**EXTRAIT CHOISI**
>>>
Des premiers résultats époustouflants
Le système d’Intelligence Artificielle a pu être formé en étudiant pendant 5 000 heures six programmes de télévision différents de mars à septembre 2016 représentant environ 118 000 phrases. Mais avant cela, de janvier 2010 à décembre 2015, l’Université d’Oxford et les chercheurs de DeepMind ont dû entraîner l’Intelligence Artificielle.
Le système a ainsi progressivement appris à déchiffrer des expressions entières plus ou moins complexes en analysant les figures significatives du mouvement des lèvres de chaque orateur (visèmes pour visual phonemes) et en les associant à des phonèmes (éléments sonores du langage articulé. La langue française en compte 39 contre environ 50 pour la langue anglaise).
Les erreurs relevées parce qu’elles étaient mineures ont pu être corrigées aisément. Saviez-vous par exemple que les phrases « Il mange des frites » et « Il marche très vite » sont composées des mêmes visèmes ? Pour autant, leur sens est totalement différent. Cela explique pourquoi lire sur les lèvres constitue un exercice aussi difficile. Les humains les plus performants peuvent atteindre un taux de 50 % de réussite.
<<<
**MISE EN PRATIQUE**
1. Indiquez si chacune des affirmations suivantes concorde avec l'extrait sur la lecture sur les lèvres, en répondant par oui ou par non et en citant les mots décisifs de l'extrait : (a) le système a étudié six programmes de télévision pendant 5 000 heures ; (b) la langue française compte plus de phonèmes que la langue anglaise ; (c) les humains les plus performants atteignent un taux de réussite de 80 %.
2. Recopiez tout ce qui va de « Des premiers résultats » jusqu'à « la langue anglaise). » dans l'extrait sur la lecture sur les lèvres.
3. Selon l'extrait sur la lecture sur les lèvres, à combien de phrases environ correspondaient les programmes de télévision étudiés ?

**JEU DE DONNÉES**
>>>
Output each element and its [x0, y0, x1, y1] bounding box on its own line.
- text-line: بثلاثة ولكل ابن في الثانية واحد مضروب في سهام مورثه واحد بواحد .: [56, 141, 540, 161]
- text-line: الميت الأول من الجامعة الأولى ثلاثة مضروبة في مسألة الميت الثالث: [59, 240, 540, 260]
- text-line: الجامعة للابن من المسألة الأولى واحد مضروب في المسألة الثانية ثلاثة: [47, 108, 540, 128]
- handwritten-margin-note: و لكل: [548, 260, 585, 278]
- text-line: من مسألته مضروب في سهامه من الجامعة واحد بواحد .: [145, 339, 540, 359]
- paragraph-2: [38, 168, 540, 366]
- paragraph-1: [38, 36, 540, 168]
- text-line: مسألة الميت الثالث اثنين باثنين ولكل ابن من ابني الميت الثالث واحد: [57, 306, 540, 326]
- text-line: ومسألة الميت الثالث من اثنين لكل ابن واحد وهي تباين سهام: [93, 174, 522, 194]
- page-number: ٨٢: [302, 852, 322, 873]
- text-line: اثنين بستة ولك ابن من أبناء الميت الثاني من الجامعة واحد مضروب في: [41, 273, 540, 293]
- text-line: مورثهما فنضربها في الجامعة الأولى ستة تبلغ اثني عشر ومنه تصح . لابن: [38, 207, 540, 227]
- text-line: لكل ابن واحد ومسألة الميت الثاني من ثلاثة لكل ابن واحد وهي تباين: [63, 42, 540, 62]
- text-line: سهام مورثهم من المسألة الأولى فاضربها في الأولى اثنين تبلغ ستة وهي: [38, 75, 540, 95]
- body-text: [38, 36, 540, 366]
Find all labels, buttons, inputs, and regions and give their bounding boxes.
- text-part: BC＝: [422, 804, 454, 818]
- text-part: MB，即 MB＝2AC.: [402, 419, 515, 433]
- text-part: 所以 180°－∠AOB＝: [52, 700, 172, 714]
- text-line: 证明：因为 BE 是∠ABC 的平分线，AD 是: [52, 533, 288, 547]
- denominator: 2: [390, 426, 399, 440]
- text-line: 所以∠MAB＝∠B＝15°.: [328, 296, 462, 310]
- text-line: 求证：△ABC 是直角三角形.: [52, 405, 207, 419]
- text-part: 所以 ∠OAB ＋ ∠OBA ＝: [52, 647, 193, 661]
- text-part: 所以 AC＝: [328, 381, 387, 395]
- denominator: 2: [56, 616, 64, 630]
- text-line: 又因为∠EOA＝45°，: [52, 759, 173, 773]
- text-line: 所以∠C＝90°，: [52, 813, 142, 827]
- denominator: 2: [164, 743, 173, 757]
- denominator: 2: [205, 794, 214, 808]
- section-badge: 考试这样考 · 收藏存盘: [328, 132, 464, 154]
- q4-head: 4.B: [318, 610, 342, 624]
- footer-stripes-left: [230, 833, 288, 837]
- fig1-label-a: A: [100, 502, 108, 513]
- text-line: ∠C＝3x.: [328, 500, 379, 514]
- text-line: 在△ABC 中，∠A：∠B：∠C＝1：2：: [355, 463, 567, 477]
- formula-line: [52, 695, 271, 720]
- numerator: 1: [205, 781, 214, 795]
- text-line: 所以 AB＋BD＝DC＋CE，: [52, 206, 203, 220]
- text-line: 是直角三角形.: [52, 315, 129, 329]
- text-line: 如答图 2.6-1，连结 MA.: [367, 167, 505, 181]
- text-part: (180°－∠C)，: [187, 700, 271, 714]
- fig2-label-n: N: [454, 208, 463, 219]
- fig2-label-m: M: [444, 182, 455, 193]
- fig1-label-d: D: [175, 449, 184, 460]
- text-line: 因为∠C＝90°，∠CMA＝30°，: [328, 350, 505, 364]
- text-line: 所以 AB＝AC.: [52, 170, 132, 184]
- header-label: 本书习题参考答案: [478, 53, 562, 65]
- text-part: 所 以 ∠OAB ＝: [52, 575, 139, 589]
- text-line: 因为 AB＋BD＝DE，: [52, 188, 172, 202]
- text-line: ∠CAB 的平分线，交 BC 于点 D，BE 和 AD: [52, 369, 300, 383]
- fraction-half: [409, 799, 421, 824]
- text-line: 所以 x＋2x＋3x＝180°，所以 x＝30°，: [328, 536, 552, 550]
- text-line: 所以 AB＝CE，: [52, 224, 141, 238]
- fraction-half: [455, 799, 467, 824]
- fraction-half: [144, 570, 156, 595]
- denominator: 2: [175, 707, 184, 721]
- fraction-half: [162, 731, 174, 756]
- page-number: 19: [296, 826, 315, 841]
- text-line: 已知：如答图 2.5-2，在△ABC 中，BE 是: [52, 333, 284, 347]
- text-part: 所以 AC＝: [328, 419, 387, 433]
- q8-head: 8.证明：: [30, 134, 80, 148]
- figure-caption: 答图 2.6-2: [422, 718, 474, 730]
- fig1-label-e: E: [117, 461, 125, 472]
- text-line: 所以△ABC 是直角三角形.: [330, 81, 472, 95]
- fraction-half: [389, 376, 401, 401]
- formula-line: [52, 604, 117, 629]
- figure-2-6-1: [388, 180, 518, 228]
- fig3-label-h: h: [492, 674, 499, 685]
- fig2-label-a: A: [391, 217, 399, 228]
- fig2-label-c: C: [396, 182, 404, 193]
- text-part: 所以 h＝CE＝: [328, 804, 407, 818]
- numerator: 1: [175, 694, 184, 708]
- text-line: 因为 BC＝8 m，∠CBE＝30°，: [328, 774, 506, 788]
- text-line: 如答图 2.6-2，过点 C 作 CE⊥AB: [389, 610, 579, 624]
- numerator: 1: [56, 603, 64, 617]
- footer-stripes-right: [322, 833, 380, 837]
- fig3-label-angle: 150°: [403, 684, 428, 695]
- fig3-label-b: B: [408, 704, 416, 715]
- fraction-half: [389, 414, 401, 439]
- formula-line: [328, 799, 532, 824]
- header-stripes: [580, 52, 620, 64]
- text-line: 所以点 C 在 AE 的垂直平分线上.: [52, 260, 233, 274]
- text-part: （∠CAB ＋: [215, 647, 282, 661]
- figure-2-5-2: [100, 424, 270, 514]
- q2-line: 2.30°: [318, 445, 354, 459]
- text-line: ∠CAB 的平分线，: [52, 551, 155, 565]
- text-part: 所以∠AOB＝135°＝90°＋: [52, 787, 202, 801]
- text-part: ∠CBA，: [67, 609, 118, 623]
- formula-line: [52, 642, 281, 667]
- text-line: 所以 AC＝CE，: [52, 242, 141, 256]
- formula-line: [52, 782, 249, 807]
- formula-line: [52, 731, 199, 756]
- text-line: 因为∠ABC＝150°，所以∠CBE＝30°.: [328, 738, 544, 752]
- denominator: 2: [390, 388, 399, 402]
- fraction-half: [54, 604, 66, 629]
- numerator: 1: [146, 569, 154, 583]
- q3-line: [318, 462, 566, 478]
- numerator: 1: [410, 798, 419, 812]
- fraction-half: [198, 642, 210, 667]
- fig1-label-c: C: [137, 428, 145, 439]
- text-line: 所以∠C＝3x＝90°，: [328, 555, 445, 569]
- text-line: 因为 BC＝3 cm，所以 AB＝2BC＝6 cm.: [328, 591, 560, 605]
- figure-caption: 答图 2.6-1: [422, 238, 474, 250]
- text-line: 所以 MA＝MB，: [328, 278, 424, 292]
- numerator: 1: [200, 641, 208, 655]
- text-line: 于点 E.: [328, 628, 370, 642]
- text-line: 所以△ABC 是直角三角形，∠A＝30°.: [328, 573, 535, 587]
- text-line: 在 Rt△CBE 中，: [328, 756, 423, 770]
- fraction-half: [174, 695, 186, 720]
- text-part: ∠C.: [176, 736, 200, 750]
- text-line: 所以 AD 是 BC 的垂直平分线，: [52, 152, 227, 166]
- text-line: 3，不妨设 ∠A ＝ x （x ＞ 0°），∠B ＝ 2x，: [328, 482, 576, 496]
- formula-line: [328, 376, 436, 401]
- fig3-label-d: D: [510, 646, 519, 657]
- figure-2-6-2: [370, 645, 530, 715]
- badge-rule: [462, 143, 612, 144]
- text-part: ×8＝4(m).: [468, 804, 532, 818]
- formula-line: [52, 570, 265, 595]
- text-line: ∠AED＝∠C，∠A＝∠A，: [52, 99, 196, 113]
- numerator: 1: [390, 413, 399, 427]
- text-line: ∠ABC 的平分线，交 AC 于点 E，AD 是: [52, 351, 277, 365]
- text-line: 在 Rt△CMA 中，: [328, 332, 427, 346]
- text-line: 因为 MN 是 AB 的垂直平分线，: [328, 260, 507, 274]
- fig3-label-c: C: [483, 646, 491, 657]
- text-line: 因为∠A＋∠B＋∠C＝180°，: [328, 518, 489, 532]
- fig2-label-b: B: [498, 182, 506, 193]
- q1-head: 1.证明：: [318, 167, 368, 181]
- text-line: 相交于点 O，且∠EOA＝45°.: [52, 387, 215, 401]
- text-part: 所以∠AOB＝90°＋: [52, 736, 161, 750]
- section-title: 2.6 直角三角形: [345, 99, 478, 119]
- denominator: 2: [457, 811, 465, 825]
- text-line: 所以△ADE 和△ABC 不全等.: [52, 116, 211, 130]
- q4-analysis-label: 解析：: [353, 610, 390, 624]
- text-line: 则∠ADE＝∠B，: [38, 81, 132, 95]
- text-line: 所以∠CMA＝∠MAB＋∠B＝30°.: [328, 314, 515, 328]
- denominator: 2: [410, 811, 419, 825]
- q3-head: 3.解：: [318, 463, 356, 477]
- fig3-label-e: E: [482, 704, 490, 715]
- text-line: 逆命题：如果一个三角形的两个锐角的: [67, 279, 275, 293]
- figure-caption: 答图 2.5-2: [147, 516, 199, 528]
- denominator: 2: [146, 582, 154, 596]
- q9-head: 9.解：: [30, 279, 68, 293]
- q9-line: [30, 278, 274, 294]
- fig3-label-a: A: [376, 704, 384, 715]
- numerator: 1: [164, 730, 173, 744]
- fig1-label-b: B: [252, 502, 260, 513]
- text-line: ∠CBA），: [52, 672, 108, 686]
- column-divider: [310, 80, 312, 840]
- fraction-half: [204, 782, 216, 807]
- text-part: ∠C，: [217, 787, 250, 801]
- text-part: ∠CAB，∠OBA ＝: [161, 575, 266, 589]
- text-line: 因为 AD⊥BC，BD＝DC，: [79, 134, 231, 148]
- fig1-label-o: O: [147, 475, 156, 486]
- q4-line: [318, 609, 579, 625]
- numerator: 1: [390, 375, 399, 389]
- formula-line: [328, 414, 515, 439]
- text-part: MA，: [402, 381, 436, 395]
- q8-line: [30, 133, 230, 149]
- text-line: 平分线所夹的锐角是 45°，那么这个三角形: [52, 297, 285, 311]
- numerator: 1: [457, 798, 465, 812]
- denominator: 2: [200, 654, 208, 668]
<<<
**RÉSULTATS PAR TÂCHE**
1.
(a) Oui : « en étudiant pendant 5 000 heures six programmes de télévision différents ».
(b) Non : « La langue française en compte 39 contre environ 50 pour la langue anglaise ».
(c) Non : « Les humains les plus performants peuvent atteindre un taux de 50 % de réussite ».

2.
Des premiers résultats époustouflants
Le système d’Intelligence Artificielle a pu être formé en étudiant pendant 5 000 heures six programmes de télévision différents de mars à septembre 2016 représentant environ 118 000 phrases. Mais avant cela, de janvier 2010 à décembre 2015, l’Université d’Oxford et les chercheurs de DeepMind ont dû entraîner l’Intelligence Artificielle.
Le système a ainsi progressivement appris à déchiffrer des expressions entières plus ou moins complexes en analysant les figures significatives du mouvement des lèvres de chaque orateur (visèmes pour visual phonemes) et en les associant à des phonèmes (éléments sonores du langage articulé. La langue française en compte 39 contre environ 50 pour la langue anglaise).

3. Environ 118 000 phrases.